The building at Bullenhuser Damm was used by the British as a transit camp for German POWs until 1947. It was then used by the Hydrograpichal Institute's meteorological service until 1949, when it again became a school, for 800 boys. In 1959, the organization representing Neuengamme survivors proposed to the Hamburg school board that a memorial plaque should be placed in the school. However, it was not until 1963 that the text for the plaque was approved. The text aroused controversy because it omitted mention of the Soviet victims and did not state that the children were Jewish or give any information about their personal identity. In 1980, information signs were placed in the basement of the school, and the Senate of Hamburg (government) declared the school to be a memorial site, renaming it Janusz Korczak School: Korczak was a Polish-Jewish pediatrician and author who was murdered at Treblinka extermination camp with about 190 orphans. A rose garden was established in 1985.

Later, in the Schnelsen Quarter of the city several streets were named after the children who died at the school and a memorial tablet was installed. Much of the work of identifying the victims and of bringing the story to the public's attention was due to the efforts of the journalis Günther Schwarberg.

In 2005, Wolfgang Peiner, Minister of Finance of Hamburg, published plans to sell the building. However, after several protests a spokesman denied these plans.

In 2011 a new exhibition (telling the story in German and English) was opened at the Memorial.

# # # #

Exercise requirements:
1 – In the Bullenhuser Damm passage, copy word for word everything from "In 2005, Wolfgang" down to "at the Memorial.".
2 – According to the Bullenhuser Damm passage, in what year did the Senate of Hamburg declare the school a memorial site?
Work only from the Bullenhuser Damm passage.

# # # #

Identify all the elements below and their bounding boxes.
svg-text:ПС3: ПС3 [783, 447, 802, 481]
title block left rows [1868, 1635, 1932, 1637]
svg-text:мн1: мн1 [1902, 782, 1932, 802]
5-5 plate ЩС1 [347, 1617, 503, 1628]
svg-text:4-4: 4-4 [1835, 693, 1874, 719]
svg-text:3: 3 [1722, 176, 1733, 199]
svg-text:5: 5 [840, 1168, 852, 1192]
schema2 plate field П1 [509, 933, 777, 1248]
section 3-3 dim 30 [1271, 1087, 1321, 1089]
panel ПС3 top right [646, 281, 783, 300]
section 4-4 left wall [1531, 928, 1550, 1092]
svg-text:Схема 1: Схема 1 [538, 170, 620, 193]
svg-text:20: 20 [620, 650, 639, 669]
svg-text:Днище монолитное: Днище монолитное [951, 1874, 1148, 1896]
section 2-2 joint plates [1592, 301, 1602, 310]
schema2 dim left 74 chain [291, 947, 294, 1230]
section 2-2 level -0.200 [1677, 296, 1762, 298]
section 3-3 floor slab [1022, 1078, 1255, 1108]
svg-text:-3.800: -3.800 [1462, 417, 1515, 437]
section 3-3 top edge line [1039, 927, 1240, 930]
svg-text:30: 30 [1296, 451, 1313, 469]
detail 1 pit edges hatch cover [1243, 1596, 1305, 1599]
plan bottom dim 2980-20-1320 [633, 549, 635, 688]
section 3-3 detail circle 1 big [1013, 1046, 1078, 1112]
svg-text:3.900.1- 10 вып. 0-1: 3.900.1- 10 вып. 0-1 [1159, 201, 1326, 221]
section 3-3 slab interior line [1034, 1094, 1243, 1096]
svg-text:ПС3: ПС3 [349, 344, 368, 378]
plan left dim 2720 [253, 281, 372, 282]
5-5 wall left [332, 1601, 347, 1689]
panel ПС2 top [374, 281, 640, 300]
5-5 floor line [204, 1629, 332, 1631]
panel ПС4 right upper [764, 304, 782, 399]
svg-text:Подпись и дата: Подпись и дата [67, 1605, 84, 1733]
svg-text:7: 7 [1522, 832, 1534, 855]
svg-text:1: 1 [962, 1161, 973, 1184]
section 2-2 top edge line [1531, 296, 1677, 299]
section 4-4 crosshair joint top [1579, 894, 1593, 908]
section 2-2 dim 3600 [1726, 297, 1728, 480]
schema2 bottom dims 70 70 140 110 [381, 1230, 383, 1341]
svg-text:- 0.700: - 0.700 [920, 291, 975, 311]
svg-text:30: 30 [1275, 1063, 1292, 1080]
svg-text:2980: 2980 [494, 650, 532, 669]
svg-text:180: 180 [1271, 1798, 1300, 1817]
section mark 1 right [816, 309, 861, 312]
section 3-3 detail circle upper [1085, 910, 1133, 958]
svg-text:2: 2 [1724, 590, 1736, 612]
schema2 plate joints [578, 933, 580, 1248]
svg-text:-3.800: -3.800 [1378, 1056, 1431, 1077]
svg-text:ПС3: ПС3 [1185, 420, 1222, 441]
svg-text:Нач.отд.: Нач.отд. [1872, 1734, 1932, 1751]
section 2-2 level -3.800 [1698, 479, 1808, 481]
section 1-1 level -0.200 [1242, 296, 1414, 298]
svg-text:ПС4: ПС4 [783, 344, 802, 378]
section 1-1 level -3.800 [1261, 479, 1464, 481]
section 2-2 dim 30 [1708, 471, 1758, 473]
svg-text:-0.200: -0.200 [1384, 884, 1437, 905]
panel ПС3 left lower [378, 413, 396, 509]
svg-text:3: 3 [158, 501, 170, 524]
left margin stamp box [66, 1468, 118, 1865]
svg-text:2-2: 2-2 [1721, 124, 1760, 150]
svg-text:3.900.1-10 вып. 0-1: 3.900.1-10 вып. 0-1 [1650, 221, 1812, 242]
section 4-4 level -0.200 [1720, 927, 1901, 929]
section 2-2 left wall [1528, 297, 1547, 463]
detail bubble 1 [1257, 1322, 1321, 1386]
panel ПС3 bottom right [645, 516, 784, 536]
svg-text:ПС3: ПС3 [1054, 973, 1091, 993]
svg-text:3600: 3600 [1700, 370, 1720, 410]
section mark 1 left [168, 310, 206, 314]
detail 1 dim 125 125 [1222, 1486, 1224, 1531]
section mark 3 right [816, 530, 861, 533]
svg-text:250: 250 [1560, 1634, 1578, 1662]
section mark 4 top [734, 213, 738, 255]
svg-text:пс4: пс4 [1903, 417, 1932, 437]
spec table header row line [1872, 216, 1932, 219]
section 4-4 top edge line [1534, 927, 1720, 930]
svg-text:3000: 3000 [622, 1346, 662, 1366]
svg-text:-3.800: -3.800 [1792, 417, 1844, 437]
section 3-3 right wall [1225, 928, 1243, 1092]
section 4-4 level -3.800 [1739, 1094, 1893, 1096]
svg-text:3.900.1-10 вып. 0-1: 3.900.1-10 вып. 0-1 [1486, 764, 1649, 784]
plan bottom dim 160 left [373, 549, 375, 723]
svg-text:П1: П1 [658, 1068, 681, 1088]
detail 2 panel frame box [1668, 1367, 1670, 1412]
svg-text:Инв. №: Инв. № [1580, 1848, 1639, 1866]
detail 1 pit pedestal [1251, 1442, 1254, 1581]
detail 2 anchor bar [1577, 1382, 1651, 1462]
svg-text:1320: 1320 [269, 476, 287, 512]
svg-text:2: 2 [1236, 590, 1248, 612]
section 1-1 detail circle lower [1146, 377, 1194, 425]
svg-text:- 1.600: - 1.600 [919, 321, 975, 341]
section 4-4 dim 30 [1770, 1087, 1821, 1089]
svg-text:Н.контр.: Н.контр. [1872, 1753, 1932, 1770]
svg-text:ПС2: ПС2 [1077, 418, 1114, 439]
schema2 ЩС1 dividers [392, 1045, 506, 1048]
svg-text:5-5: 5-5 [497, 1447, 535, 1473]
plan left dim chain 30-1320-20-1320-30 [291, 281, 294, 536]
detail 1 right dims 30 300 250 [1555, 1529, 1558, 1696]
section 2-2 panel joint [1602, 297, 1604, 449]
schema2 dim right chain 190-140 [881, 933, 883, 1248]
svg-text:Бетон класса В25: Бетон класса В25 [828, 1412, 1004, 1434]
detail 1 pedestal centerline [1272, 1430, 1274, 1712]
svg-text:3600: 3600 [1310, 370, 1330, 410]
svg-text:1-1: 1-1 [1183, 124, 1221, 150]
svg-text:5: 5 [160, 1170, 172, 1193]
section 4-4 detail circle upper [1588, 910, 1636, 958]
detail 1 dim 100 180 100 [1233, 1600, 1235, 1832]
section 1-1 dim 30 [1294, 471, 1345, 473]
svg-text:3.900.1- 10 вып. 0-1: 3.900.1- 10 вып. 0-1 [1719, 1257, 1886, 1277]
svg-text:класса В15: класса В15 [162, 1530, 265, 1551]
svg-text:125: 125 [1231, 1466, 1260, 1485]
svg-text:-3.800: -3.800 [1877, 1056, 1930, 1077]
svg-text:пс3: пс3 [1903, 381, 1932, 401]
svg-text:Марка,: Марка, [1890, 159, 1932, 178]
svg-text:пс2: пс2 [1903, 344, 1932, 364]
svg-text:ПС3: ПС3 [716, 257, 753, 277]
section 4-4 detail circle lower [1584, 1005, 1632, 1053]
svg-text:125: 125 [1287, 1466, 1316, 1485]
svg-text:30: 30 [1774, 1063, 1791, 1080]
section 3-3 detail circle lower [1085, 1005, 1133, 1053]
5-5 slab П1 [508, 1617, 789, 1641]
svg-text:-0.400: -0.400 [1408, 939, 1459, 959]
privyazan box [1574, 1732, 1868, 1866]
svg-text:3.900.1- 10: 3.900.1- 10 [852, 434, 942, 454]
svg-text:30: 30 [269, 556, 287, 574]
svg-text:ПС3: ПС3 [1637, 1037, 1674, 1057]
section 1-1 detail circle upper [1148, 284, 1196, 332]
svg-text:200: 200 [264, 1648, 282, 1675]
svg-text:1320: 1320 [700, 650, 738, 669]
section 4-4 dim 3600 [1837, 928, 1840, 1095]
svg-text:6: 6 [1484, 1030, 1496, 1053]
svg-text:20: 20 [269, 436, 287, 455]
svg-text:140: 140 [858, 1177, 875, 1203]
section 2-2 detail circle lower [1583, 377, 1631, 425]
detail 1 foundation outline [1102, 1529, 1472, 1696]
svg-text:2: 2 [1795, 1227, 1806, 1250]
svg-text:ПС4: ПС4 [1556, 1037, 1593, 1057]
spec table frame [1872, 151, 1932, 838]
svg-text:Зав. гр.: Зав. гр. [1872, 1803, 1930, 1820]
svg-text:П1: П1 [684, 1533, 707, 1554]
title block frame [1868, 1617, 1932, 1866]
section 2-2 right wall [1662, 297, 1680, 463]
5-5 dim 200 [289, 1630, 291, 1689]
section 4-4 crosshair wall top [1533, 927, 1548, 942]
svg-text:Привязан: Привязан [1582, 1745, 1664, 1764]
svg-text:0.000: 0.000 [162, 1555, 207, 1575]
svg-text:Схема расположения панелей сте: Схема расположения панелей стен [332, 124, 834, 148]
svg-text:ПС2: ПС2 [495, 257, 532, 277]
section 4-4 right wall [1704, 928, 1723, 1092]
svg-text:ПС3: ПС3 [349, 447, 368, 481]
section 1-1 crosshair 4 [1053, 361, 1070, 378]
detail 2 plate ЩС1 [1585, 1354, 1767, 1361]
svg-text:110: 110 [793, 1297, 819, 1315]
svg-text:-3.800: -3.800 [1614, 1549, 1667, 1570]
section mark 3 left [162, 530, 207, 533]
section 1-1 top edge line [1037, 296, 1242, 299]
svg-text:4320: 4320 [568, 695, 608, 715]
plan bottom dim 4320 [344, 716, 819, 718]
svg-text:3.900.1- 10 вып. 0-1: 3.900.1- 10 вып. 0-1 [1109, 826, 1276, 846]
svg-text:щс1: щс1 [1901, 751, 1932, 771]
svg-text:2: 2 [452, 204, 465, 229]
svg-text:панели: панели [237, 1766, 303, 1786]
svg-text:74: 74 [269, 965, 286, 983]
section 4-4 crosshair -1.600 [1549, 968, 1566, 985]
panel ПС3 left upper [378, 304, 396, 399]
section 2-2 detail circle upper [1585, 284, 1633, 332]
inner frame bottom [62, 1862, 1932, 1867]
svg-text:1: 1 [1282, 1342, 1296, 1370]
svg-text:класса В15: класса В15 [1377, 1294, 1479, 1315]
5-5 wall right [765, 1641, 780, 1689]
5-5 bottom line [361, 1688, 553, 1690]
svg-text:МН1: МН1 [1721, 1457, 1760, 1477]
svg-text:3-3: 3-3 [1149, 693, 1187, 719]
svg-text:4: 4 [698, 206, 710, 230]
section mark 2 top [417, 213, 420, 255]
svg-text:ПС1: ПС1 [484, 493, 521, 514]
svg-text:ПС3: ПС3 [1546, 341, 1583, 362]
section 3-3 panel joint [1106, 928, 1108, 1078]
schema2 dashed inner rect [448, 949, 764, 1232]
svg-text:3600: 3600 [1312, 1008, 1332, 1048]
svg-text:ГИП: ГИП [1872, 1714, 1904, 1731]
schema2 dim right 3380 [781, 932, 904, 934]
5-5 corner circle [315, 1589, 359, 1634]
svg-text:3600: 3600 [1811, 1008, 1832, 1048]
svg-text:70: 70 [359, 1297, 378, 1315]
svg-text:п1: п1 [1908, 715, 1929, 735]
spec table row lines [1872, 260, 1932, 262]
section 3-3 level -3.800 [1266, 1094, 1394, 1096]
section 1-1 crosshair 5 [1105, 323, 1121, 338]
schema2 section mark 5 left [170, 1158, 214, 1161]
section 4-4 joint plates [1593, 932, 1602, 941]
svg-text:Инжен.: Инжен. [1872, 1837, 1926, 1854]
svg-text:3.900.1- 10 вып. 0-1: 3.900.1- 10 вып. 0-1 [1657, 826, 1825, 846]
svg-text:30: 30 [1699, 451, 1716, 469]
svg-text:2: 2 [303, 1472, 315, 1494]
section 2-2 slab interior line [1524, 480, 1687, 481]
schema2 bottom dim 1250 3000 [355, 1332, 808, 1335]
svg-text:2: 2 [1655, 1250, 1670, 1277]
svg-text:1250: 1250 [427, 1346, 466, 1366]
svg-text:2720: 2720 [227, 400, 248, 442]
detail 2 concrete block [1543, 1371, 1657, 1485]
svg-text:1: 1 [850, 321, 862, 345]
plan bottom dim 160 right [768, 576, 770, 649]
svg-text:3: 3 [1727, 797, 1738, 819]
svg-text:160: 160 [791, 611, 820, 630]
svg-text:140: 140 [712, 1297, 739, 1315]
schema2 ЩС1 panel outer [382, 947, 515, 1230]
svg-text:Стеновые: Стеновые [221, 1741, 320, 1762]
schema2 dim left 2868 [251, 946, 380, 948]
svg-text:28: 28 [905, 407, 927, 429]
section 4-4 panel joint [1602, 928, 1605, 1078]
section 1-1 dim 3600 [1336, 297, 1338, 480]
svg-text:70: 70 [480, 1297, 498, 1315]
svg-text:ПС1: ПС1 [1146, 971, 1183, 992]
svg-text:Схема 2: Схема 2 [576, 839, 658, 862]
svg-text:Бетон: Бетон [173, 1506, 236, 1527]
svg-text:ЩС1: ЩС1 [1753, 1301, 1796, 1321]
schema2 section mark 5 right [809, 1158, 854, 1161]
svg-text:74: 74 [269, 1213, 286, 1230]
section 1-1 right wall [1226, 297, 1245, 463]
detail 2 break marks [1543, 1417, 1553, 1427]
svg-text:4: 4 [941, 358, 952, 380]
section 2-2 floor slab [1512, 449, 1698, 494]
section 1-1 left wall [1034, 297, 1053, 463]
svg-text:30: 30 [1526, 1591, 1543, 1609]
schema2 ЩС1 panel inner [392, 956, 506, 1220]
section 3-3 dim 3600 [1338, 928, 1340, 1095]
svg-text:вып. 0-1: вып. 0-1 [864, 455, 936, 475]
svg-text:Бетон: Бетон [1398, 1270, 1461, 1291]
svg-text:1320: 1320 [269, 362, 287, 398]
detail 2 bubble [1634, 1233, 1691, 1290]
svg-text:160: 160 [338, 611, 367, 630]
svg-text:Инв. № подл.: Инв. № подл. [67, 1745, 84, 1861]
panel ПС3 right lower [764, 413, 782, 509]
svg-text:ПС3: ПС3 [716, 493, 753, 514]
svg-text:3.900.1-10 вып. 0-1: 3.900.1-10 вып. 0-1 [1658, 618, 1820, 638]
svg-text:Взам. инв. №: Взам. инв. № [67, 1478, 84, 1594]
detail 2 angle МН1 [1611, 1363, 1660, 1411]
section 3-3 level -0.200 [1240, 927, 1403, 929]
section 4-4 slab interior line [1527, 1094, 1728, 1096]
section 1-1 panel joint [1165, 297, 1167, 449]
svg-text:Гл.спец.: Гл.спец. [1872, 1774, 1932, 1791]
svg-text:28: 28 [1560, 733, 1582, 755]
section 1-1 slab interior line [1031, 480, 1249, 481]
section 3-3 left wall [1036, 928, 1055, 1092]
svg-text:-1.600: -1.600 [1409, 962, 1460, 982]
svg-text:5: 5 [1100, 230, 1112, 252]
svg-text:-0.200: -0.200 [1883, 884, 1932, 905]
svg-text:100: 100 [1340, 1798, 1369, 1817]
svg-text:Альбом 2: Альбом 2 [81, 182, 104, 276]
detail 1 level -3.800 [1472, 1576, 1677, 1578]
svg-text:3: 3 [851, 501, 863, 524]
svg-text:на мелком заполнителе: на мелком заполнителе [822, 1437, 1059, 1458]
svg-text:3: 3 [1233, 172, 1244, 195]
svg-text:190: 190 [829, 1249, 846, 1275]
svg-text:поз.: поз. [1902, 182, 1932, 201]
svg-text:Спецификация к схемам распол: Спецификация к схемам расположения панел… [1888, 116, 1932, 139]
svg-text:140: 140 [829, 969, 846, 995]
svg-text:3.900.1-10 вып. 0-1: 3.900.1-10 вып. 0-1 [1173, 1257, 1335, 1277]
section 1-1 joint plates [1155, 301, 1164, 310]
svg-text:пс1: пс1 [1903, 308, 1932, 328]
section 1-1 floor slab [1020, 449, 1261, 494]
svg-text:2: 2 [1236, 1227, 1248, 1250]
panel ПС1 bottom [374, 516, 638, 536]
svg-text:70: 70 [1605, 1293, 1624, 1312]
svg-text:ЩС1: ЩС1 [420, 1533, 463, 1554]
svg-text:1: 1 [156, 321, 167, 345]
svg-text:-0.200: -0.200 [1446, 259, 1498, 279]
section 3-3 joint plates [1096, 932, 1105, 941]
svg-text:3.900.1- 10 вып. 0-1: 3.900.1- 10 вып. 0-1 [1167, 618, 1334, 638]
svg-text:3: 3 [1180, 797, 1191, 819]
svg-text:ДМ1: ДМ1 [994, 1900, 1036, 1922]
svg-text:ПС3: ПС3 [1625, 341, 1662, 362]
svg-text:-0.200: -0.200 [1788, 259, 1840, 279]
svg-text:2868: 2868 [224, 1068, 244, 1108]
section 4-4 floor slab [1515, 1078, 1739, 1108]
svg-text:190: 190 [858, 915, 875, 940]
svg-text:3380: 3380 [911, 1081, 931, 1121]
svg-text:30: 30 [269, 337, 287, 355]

# # # #

Problem solutions:
1 –
In 2005, Wolfgang Peiner, Minister of Finance of Hamburg, published plans to sell the building. However, after several protests a spokesman denied these plans.

In 2011 a new exhibition (telling the story in German and English) was opened at the Memorial.

2 – 1980